- [Records from a collection of figures]:
--- start ---
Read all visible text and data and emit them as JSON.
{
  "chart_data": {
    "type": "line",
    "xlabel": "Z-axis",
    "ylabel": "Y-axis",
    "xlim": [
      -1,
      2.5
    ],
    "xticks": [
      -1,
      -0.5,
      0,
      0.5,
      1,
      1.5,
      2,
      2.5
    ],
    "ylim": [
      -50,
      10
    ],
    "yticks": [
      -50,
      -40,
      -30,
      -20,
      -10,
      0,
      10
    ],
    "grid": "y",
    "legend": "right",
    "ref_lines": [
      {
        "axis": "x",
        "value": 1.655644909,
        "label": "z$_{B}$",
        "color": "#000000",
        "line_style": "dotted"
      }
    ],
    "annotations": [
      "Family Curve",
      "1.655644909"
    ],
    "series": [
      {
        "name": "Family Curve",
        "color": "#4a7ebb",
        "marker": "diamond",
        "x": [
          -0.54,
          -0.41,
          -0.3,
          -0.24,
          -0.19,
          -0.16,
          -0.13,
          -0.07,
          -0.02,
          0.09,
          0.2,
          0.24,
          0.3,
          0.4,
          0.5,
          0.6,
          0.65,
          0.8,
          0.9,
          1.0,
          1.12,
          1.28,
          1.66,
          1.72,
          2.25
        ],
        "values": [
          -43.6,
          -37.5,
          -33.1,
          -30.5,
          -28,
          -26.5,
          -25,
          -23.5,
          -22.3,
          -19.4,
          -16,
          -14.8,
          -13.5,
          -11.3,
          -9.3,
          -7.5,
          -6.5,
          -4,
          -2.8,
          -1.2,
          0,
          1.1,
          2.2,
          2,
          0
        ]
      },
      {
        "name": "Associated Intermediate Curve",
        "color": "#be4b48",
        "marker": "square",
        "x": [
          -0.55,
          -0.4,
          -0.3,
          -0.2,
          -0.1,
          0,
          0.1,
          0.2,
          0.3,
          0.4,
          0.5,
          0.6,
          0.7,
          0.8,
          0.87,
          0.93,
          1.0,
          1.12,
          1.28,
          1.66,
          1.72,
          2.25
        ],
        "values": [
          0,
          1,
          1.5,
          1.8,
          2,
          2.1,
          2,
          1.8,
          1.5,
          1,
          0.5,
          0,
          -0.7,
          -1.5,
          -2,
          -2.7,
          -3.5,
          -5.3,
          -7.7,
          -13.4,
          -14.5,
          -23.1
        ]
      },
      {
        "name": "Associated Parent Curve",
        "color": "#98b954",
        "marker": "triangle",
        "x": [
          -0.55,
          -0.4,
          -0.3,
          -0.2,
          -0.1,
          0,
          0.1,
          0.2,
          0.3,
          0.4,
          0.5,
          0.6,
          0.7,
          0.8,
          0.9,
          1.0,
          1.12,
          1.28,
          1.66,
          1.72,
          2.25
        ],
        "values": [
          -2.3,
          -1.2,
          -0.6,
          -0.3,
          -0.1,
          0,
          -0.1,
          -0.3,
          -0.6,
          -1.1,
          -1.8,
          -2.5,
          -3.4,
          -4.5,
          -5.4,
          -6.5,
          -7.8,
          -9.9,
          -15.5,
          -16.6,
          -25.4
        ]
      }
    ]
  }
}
--- end ---
- [Exercise goal]:
Exactly reproduce the material above.

- [Reply]:
Read all visible text and data and emit them as JSON.
{
  "chart_data": {
    "type": "line",
    "xlabel": "Z-axis",
    "ylabel": "Y-axis",
    "xlim": [
      -1,
      2.5
    ],
    "xticks": [
      -1,
      -0.5,
      0,
      0.5,
      1,
      1.5,
      2,
      2.5
    ],
    "ylim": [
      -50,
      10
    ],
    "yticks": [
      -50,
      -40,
      -30,
      -20,
      -10,
      0,
      10
    ],
    "grid": "y",
    "legend": "right",
    "ref_lines": [
      {
        "axis": "x",
        "value": 1.655644909,
        "label": "z$_{B}$",
        "color": "#000000",
        "line_style": "dotted"
      }
    ],
    "annotations": [
      "Family Curve",
      "1.655644909"
    ],
    "series": [
      {
        "name": "Family Curve",
        "color": "#4a7ebb",
        "marker": "diamond",
        "x": [
          -0.54,
          -0.41,
          -0.3,
          -0.24,
          -0.19,
          -0.16,
          -0.13,
          -0.07,
          -0.02,
          0.09,
          0.2,
          0.24,
          0.3,
          0.4,
          0.5,
          0.6,
          0.65,
          0.8,
          0.9,
          1.0,
          1.12,
          1.28,
          1.66,
          1.72,
          2.25
        ],
        "values": [
          -43.6,
          -37.5,
          -33.1,
          -30.5,
          -28,
          -26.5,
          -25,
          -23.5,
          -22.3,
          -19.4,
          -16,
          -14.8,
          -13.5,
          -11.3,
          -9.3,
          -7.5,
          -6.5,
          -4,
          -2.8,
          -1.2,
          0,
          1.1,
          2.2,
          2,
          0
        ]
      },
      {
        "name": "Associated Intermediate Curve",
        "color": "#be4b48",
        "marker": "square",
        "x": [
          -0.55,
          -0.4,
          -0.3,
          -0.2,
          -0.1,
          0,
          0.1,
          0.2,
          0.3,
          0.4,
          0.5,
          0.6,
          0.7,
          0.8,
          0.87,
          0.93,
          1.0,
          1.12,
          1.28,
          1.66,
          1.72,
          2.25
        ],
        "values": [
          0,
          1,
          1.5,
          1.8,
          2,
          2.1,
          2,
          1.8,
          1.5,
          1,
          0.5,
          0,
          -0.7,
          -1.5,
          -2,
          -2.7,
          -3.5,
          -5.3,
          -7.7,
          -13.4,
          -14.5,
          -23.1
        ]
      },
      {
        "name": "Associated Parent Curve",
        "color": "#98b954",
        "marker": "triangle",
        "x": [
          -0.55,
          -0.4,
          -0.3,
          -0.2,
          -0.1,
          0,
          0.1,
          0.2,
          0.3,
          0.4,
          0.5,
          0.6,
          0.7,
          0.8,
          0.9,
          1.0,
          1.12,
          1.28,
          1.66,
          1.72,
          2.25
        ],
        "values": [
          -2.3,
          -1.2,
          -0.6,
          -0.3,
          -0.1,
          0,
          -0.1,
          -0.3,
          -0.6,
          -1.1,
          -1.8,
          -2.5,
          -3.4,
          -4.5,
          -5.4,
          -6.5,
          -7.8,
          -9.9,
          -15.5,
          -16.6,
          -25.4
        ]
      }
    ]
  }
}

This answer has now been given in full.